═══ DATASET EXCERPTS ═══

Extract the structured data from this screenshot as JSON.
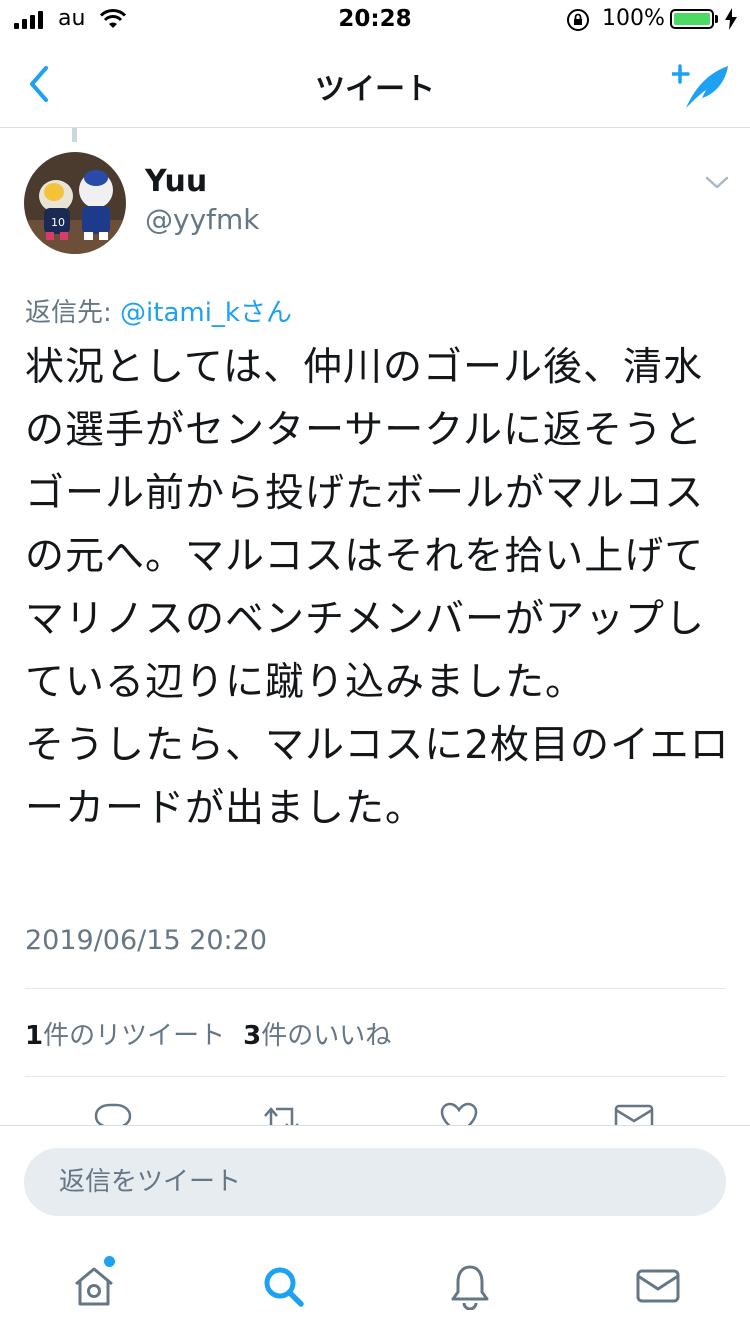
{
  "status_bar": {
    "carrier": "au",
    "time": "20:28",
    "battery_percent": "100%",
    "battery_level": 1.0
  },
  "nav": {
    "title": "ツイート",
    "back_icon": "chevron-left-icon",
    "compose_icon": "compose-tweet-icon"
  },
  "tweet": {
    "display_name": "Yuu",
    "handle": "@yyfmk",
    "reply_to_prefix": "返信先: ",
    "reply_to_user": "@itami_kさん",
    "text": "状況としては、仲川のゴール後、清水の選手がセンターサークルに返そうとゴール前から投げたボールがマルコスの元へ。マルコスはそれを拾い上げてマリノスのベンチメンバーがアップしている辺りに蹴り込みました。\nそうしたら、マルコスに2枚目のイエローカードが出ました。",
    "timestamp": "2019/06/15 20:20",
    "retweets": {
      "count": "1",
      "label": "件のリツイート"
    },
    "likes": {
      "count": "3",
      "label": "件のいいね"
    }
  },
  "actions": [
    "reply-icon",
    "retweet-icon",
    "like-icon",
    "dm-icon"
  ],
  "reply_bar": {
    "placeholder": "返信をツイート"
  },
  "tab_bar": [
    "home-icon",
    "search-icon",
    "notifications-icon",
    "messages-icon"
  ],
  "colors": {
    "accent": "#1da1f2",
    "secondary_text": "#657786",
    "battery": "#4cd964"
  }
}
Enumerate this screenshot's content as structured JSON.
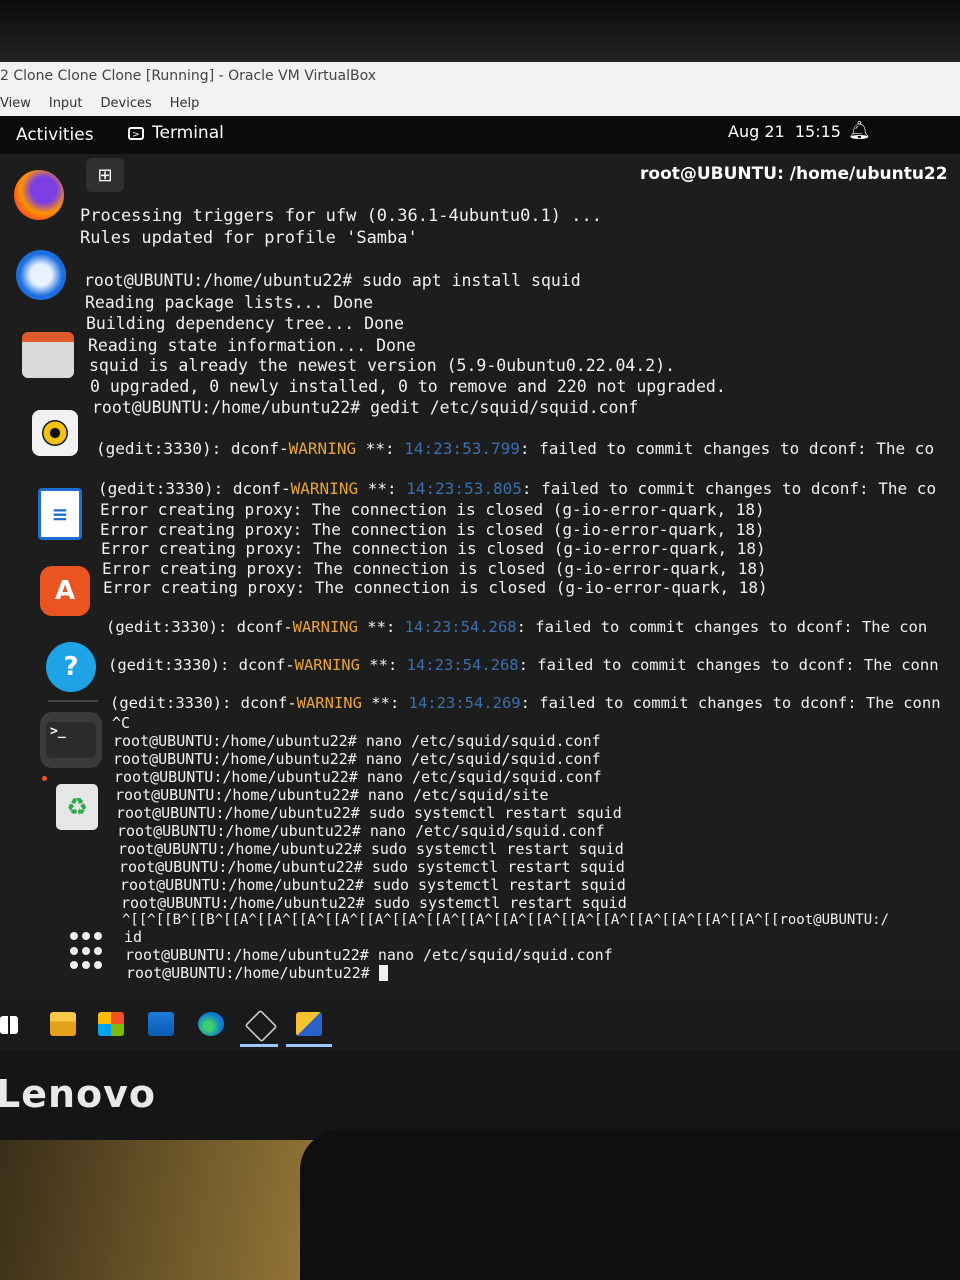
{
  "vbox": {
    "title": "2 Clone Clone Clone [Running] - Oracle VM VirtualBox",
    "menu": [
      "View",
      "Input",
      "Devices",
      "Help"
    ]
  },
  "topbar": {
    "activities": "Activities",
    "app": "Terminal",
    "date": "Aug 21",
    "time": "15:15",
    "bell_icon": "bell-icon"
  },
  "dock": {
    "items": [
      {
        "name": "Firefox",
        "icon": "firefox-icon"
      },
      {
        "name": "Thunderbird",
        "icon": "thunderbird-icon"
      },
      {
        "name": "Files",
        "icon": "files-icon"
      },
      {
        "name": "Rhythmbox",
        "icon": "rhythmbox-icon"
      },
      {
        "name": "LibreOffice Writer",
        "icon": "writer-icon"
      },
      {
        "name": "Ubuntu Software",
        "icon": "software-icon"
      },
      {
        "name": "Help",
        "icon": "help-icon"
      },
      {
        "name": "Terminal",
        "icon": "terminal-icon"
      },
      {
        "name": "Trash",
        "icon": "trash-icon"
      }
    ],
    "apps_grid_icon": "show-apps-icon"
  },
  "terminal": {
    "title": "root@UBUNTU: /home/ubuntu22",
    "new_tab_icon": "new-tab-icon",
    "lines": {
      "l1": "Processing triggers for ufw (0.36.1-4ubuntu0.1) ...",
      "l2": "Rules updated for profile 'Samba'",
      "l3": "root@UBUNTU:/home/ubuntu22# sudo apt install squid",
      "l4": "Reading package lists... Done",
      "l5": "Building dependency tree... Done",
      "l6": "Reading state information... Done",
      "l7": "squid is already the newest version (5.9-0ubuntu0.22.04.2).",
      "l8": "0 upgraded, 0 newly installed, 0 to remove and 220 not upgraded.",
      "l9": "root@UBUNTU:/home/ubuntu22# gedit /etc/squid/squid.conf",
      "w1": {
        "pre": "(gedit:3330): dconf-",
        "warn": "WARNING",
        "mid": " **: ",
        "ts": "14:23:53.799",
        "post": ": failed to commit changes to dconf: The co"
      },
      "w2": {
        "pre": "(gedit:3330): dconf-",
        "warn": "WARNING",
        "mid": " **: ",
        "ts": "14:23:53.805",
        "post": ": failed to commit changes to dconf: The co"
      },
      "e1": "Error creating proxy: The connection is closed (g-io-error-quark, 18)",
      "e2": "Error creating proxy: The connection is closed (g-io-error-quark, 18)",
      "e3": "Error creating proxy: The connection is closed (g-io-error-quark, 18)",
      "e4": "Error creating proxy: The connection is closed (g-io-error-quark, 18)",
      "e5": "Error creating proxy: The connection is closed (g-io-error-quark, 18)",
      "w3": {
        "pre": "(gedit:3330): dconf-",
        "warn": "WARNING",
        "mid": " **: ",
        "ts": "14:23:54.268",
        "post": ": failed to commit changes to dconf: The con"
      },
      "w4": {
        "pre": "(gedit:3330): dconf-",
        "warn": "WARNING",
        "mid": " **: ",
        "ts": "14:23:54.268",
        "post": ": failed to commit changes to dconf: The conn"
      },
      "w5": {
        "pre": "(gedit:3330): dconf-",
        "warn": "WARNING",
        "mid": " **: ",
        "ts": "14:23:54.269",
        "post": ": failed to commit changes to dconf: The conn"
      },
      "c0": "^C",
      "c1": "root@UBUNTU:/home/ubuntu22# nano /etc/squid/squid.conf",
      "c2": "root@UBUNTU:/home/ubuntu22# nano /etc/squid/squid.conf",
      "c3": "root@UBUNTU:/home/ubuntu22# nano /etc/squid/squid.conf",
      "c4": "root@UBUNTU:/home/ubuntu22# nano /etc/squid/site",
      "c5": "root@UBUNTU:/home/ubuntu22# sudo systemctl restart squid",
      "c6": "root@UBUNTU:/home/ubuntu22# nano /etc/squid/squid.conf",
      "c7": "root@UBUNTU:/home/ubuntu22# sudo systemctl restart squid",
      "c8": "root@UBUNTU:/home/ubuntu22# sudo systemctl restart squid",
      "c9": "root@UBUNTU:/home/ubuntu22# sudo systemctl restart squid",
      "c10": "root@UBUNTU:/home/ubuntu22# sudo systemctl restart squid",
      "c11": "^[[^[[B^[[B^[[A^[[A^[[A^[[A^[[A^[[A^[[A^[[A^[[A^[[A^[[A^[[A^[[A^[[A^[[A^[[A^[[root@UBUNTU:/",
      "c12": "id",
      "c13": "root@UBUNTU:/home/ubuntu22# nano /etc/squid/squid.conf",
      "c14": "root@UBUNTU:/home/ubuntu22# "
    }
  },
  "monitor": {
    "brand": "Lenovo"
  },
  "taskbar": {
    "items": [
      "windows-start-icon",
      "file-explorer-icon",
      "microsoft-store-icon",
      "mail-icon",
      "edge-icon",
      "virtualbox-icon",
      "virtualbox-vm-icon"
    ]
  }
}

═══

DIRECTIONS -> Reproduce the full listing faithfully, but do not carry over any pictures.

FINAL ANSWER ->
Extract the structured data from this screenshot as JSON.
{
  "status_bar": {
    "carrier": "au",
    "time": "20:28",
    "battery_percent": "100%",
    "battery_level": 1.0
  },
  "nav": {
    "title": "ツイート",
    "back_icon": "chevron-left-icon",
    "compose_icon": "compose-tweet-icon"
  },
  "tweet": {
    "display_name": "Yuu",
    "handle": "@yyfmk",
    "reply_to_prefix": "返信先: ",
    "reply_to_user": "@itami_kさん",
    "text": "状況としては、仲川のゴール後、清水の選手がセンターサークルに返そうとゴール前から投げたボールがマルコスの元へ。マルコスはそれを拾い上げてマリノスのベンチメンバーがアップしている辺りに蹴り込みました。\nそうしたら、マルコスに2枚目のイエローカードが出ました。",
    "timestamp": "2019/06/15 20:20",
    "retweets": {
      "count": "1",
      "label": "件のリツイート"
    },
    "likes": {
      "count": "3",
      "label": "件のいいね"
    }
  },
  "actions": [
    "reply-icon",
    "retweet-icon",
    "like-icon",
    "dm-icon"
  ],
  "reply_bar": {
    "placeholder": "返信をツイート"
  },
  "tab_bar": [
    "home-icon",
    "search-icon",
    "notifications-icon",
    "messages-icon"
  ],
  "colors": {
    "accent": "#1da1f2",
    "secondary_text": "#657786",
    "battery": "#4cd964"
  }
}
Enumerate this screenshot's content as structured JSON.
{
  "vbox": {
    "title": "2 Clone Clone Clone [Running] - Oracle VM VirtualBox",
    "menu": [
      "View",
      "Input",
      "Devices",
      "Help"
    ]
  },
  "topbar": {
    "activities": "Activities",
    "app": "Terminal",
    "date": "Aug 21",
    "time": "15:15",
    "bell_icon": "bell-icon"
  },
  "dock": {
    "items": [
      {
        "name": "Firefox",
        "icon": "firefox-icon"
      },
      {
        "name": "Thunderbird",
        "icon": "thunderbird-icon"
      },
      {
        "name": "Files",
        "icon": "files-icon"
      },
      {
        "name": "Rhythmbox",
        "icon": "rhythmbox-icon"
      },
      {
        "name": "LibreOffice Writer",
        "icon": "writer-icon"
      },
      {
        "name": "Ubuntu Software",
        "icon": "software-icon"
      },
      {
        "name": "Help",
        "icon": "help-icon"
      },
      {
        "name": "Terminal",
        "icon": "terminal-icon"
      },
      {
        "name": "Trash",
        "icon": "trash-icon"
      }
    ],
    "apps_grid_icon": "show-apps-icon"
  },
  "terminal": {
    "title": "root@UBUNTU: /home/ubuntu22",
    "new_tab_icon": "new-tab-icon",
    "lines": {
      "l1": "Processing triggers for ufw (0.36.1-4ubuntu0.1) ...",
      "l2": "Rules updated for profile 'Samba'",
      "l3": "root@UBUNTU:/home/ubuntu22# sudo apt install squid",
      "l4": "Reading package lists... Done",
      "l5": "Building dependency tree... Done",
      "l6": "Reading state information... Done",
      "l7": "squid is already the newest version (5.9-0ubuntu0.22.04.2).",
      "l8": "0 upgraded, 0 newly installed, 0 to remove and 220 not upgraded.",
      "l9": "root@UBUNTU:/home/ubuntu22# gedit /etc/squid/squid.conf",
      "w1": {
        "pre": "(gedit:3330): dconf-",
        "warn": "WARNING",
        "mid": " **: ",
        "ts": "14:23:53.799",
        "post": ": failed to commit changes to dconf: The co"
      },
      "w2": {
        "pre": "(gedit:3330): dconf-",
        "warn": "WARNING",
        "mid": " **: ",
        "ts": "14:23:53.805",
        "post": ": failed to commit changes to dconf: The co"
      },
      "e1": "Error creating proxy: The connection is closed (g-io-error-quark, 18)",
      "e2": "Error creating proxy: The connection is closed (g-io-error-quark, 18)",
      "e3": "Error creating proxy: The connection is closed (g-io-error-quark, 18)",
      "e4": "Error creating proxy: The connection is closed (g-io-error-quark, 18)",
      "e5": "Error creating proxy: The connection is closed (g-io-error-quark, 18)",
      "w3": {
        "pre": "(gedit:3330): dconf-",
        "warn": "WARNING",
        "mid": " **: ",
        "ts": "14:23:54.268",
        "post": ": failed to commit changes to dconf: The con"
      },
      "w4": {
        "pre": "(gedit:3330): dconf-",
        "warn": "WARNING",
        "mid": " **: ",
        "ts": "14:23:54.268",
        "post": ": failed to commit changes to dconf: The conn"
      },
      "w5": {
        "pre": "(gedit:3330): dconf-",
        "warn": "WARNING",
        "mid": " **: ",
        "ts": "14:23:54.269",
        "post": ": failed to commit changes to dconf: The conn"
      },
      "c0": "^C",
      "c1": "root@UBUNTU:/home/ubuntu22# nano /etc/squid/squid.conf",
      "c2": "root@UBUNTU:/home/ubuntu22# nano /etc/squid/squid.conf",
      "c3": "root@UBUNTU:/home/ubuntu22# nano /etc/squid/squid.conf",
      "c4": "root@UBUNTU:/home/ubuntu22# nano /etc/squid/site",
      "c5": "root@UBUNTU:/home/ubuntu22# sudo systemctl restart squid",
      "c6": "root@UBUNTU:/home/ubuntu22# nano /etc/squid/squid.conf",
      "c7": "root@UBUNTU:/home/ubuntu22# sudo systemctl restart squid",
      "c8": "root@UBUNTU:/home/ubuntu22# sudo systemctl restart squid",
      "c9": "root@UBUNTU:/home/ubuntu22# sudo systemctl restart squid",
      "c10": "root@UBUNTU:/home/ubuntu22# sudo systemctl restart squid",
      "c11": "^[[^[[B^[[B^[[A^[[A^[[A^[[A^[[A^[[A^[[A^[[A^[[A^[[A^[[A^[[A^[[A^[[A^[[A^[[A^[[root@UBUNTU:/",
      "c12": "id",
      "c13": "root@UBUNTU:/home/ubuntu22# nano /etc/squid/squid.conf",
      "c14": "root@UBUNTU:/home/ubuntu22# "
    }
  },
  "monitor": {
    "brand": "Lenovo"
  },
  "taskbar": {
    "items": [
      "windows-start-icon",
      "file-explorer-icon",
      "microsoft-store-icon",
      "mail-icon",
      "edge-icon",
      "virtualbox-icon",
      "virtualbox-vm-icon"
    ]
  }
}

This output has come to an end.